> **What you should do**
Where a line holds the word "frac", copy that line.

[Stored items]
-*-*-

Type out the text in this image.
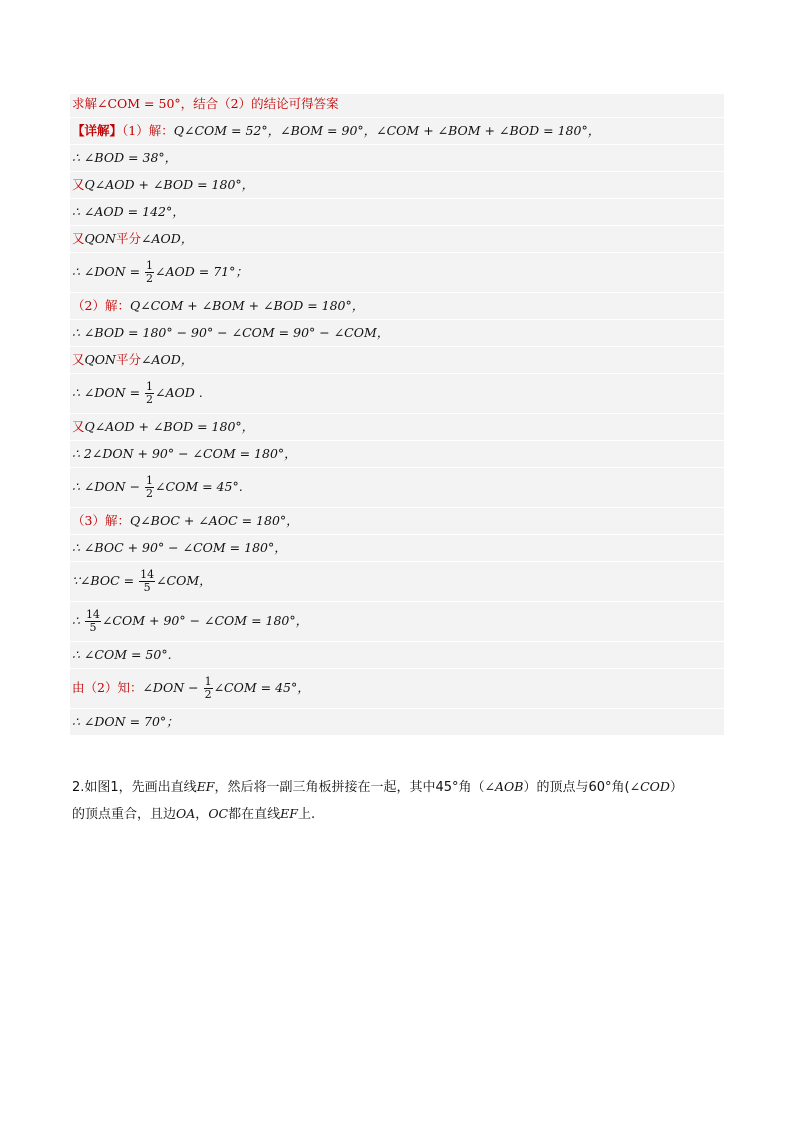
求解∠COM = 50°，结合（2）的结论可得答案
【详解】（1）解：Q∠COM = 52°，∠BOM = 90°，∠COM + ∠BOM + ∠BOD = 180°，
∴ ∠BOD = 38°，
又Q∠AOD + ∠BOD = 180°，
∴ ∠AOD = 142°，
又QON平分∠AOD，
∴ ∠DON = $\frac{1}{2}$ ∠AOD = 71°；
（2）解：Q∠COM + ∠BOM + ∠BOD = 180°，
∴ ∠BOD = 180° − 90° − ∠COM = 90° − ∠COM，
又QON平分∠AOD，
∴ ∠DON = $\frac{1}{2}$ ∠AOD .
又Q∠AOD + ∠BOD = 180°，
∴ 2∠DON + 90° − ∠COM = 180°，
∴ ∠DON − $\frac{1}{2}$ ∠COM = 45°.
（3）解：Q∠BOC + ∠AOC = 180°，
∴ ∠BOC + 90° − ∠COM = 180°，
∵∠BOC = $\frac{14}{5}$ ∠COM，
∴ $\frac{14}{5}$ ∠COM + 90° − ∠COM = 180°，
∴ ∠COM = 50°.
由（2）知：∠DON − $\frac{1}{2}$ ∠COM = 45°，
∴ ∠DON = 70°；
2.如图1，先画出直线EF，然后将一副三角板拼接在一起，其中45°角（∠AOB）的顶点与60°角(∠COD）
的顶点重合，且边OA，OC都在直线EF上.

-*-*-

> **Output for this task**
∴ ∠DON = $\frac{1}{2}$ ∠AOD = 71°；
∴ ∠DON = $\frac{1}{2}$ ∠AOD .
∴ ∠DON − $\frac{1}{2}$ ∠COM = 45°.
∵∠BOC = $\frac{14}{5}$ ∠COM，
∴ $\frac{14}{5}$ ∠COM + 90° − ∠COM = 180°，
由（2）知：∠DON − $\frac{1}{2}$ ∠COM = 45°，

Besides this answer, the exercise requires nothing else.